[[ DOCUMENT EXTRACT open ]]

Purpose of the Study:

  • To develop and evaluate a tunable hydrogel platform for programmable, phased delivery of diverse therapeutic cargos.
  • To investigate how hydrogel composition influences network characteristics, degradation, and release kinetics.

Main Methods:

  • Azlactone-functional polymers were cross-linked with poly(ethylene glycol) (PEG) to create hydrogels.
  • Varied cross-linking density and PEG-diol to PEG-diamine ratio (PEG-OH:PEG-NH) to tune network properties.
  • Assessed hydrogel degradation and release kinetics of small molecules, proteins, and nanoparticles.

Main Results:

  • Hydrogel composition significantly impacted network stability, hydrolytic degradation, and mesh size.
  • Increased PEG-OH:PEG-NH ratio accelerated degradation; decreased cross-linking density expanded the mesh.
  • Achieved programmable, phased release of multiple cargos (small molecules and antibodies) from the same hydrogel.

Conclusions:

  • PEG-azlactone hydrogels provide a tunable platform for precise control over drug release kinetics.
  • The platform enables programmable, phased delivery of structurally diverse therapeutic agents.
  • These hydrogels show promise for advanced combination therapies and complex drug delivery regimens.

[[ DOCUMENT EXTRACT closed ]]
[[ GIVEN INFORMATION open ]]

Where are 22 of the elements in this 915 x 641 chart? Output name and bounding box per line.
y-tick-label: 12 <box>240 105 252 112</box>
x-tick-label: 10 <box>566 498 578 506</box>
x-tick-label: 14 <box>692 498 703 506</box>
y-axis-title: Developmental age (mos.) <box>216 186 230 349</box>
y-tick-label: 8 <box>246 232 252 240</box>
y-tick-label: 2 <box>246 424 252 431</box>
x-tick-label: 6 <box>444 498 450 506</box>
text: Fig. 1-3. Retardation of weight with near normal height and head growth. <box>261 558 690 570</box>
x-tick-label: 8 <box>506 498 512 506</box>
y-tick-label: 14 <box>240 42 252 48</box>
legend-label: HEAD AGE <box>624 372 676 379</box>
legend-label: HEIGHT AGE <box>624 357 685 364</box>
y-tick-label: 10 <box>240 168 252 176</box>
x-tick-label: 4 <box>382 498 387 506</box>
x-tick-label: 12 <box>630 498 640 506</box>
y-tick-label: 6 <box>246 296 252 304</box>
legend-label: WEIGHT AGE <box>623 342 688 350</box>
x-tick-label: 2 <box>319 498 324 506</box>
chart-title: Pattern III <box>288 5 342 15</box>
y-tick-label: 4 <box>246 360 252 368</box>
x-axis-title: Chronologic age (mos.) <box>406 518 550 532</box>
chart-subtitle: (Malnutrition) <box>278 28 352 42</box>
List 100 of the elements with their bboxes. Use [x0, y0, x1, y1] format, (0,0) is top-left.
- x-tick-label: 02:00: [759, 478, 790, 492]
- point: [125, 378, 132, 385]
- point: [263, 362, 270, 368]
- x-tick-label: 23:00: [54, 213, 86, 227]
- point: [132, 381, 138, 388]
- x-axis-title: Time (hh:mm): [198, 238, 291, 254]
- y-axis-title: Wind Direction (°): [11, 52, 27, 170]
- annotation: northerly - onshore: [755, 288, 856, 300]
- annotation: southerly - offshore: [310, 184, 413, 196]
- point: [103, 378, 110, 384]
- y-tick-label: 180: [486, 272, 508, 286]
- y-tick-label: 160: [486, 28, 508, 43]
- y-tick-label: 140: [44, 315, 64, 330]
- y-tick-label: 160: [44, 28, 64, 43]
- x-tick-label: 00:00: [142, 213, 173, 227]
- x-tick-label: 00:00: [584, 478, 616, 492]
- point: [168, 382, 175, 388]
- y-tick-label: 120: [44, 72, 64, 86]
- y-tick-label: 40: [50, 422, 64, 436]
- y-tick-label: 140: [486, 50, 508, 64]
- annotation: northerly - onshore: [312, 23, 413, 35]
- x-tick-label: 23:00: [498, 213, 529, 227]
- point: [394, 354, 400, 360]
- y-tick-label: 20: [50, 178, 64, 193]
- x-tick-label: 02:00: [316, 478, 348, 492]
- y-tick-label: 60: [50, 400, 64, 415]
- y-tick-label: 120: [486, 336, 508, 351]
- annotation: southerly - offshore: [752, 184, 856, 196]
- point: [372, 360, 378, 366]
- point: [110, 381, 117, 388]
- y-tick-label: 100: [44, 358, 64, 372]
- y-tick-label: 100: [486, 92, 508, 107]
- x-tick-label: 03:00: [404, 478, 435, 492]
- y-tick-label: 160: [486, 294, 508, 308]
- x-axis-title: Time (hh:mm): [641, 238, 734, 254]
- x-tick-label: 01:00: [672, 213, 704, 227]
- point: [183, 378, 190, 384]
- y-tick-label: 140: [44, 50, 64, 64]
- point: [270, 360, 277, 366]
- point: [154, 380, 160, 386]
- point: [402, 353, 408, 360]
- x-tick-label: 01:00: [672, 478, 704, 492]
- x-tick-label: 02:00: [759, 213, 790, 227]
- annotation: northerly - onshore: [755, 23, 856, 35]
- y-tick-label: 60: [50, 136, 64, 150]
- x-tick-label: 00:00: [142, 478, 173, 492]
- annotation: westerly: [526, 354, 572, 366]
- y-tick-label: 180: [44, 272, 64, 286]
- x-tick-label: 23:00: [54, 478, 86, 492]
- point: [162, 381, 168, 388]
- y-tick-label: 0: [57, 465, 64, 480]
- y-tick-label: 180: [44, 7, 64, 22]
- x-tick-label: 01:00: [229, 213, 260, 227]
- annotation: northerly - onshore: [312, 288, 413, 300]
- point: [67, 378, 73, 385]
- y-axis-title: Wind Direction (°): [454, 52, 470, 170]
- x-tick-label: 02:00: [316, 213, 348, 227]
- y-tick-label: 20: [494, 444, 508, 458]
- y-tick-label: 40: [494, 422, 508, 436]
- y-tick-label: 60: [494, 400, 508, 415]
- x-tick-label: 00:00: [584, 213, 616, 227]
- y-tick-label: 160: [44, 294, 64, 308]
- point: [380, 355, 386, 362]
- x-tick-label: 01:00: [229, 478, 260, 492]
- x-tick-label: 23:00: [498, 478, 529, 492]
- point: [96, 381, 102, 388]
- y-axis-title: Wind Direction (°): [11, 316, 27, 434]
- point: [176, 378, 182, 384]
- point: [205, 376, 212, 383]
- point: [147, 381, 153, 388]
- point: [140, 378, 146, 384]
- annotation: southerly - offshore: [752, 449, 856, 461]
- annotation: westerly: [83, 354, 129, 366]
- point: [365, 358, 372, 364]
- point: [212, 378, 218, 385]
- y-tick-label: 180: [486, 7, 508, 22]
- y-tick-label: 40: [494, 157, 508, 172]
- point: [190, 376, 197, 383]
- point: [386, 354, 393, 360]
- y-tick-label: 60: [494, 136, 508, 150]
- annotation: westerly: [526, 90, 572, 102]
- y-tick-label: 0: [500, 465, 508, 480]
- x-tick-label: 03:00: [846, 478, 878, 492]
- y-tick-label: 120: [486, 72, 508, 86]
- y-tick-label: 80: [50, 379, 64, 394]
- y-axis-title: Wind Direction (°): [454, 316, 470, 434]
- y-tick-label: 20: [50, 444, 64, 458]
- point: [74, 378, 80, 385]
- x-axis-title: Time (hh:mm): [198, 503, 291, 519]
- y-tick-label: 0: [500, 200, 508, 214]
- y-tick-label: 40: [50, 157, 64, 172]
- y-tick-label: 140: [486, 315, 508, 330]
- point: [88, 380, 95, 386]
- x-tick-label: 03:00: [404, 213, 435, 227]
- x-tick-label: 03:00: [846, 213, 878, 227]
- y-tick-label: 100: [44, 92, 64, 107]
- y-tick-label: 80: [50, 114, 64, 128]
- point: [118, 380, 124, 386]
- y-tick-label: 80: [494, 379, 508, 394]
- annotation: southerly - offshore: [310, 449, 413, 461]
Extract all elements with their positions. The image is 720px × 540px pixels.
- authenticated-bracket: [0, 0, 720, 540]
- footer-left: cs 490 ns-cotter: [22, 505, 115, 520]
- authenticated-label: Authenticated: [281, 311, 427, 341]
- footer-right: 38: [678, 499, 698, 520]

[[ GIVEN INFORMATION closed ]]

* TASK TO CARRY OUT
Answer these questions about the hydrogel summary:
(a) What kind of polymers were cross-linked with poly(ethylene glycol) to make the hydrogels?
(b) What effect did raising the PEG-OH:PEG-NH ratio have?
(c) Which two types of cargo were given programmable, phased release from the same hydrogel?
Answer only from the hydrogel summary.

* REPLY TO THE EXERCISE
(a) Azlactone-functional polymers.
(b) It accelerated degradation.
(c) Small molecules and antibodies.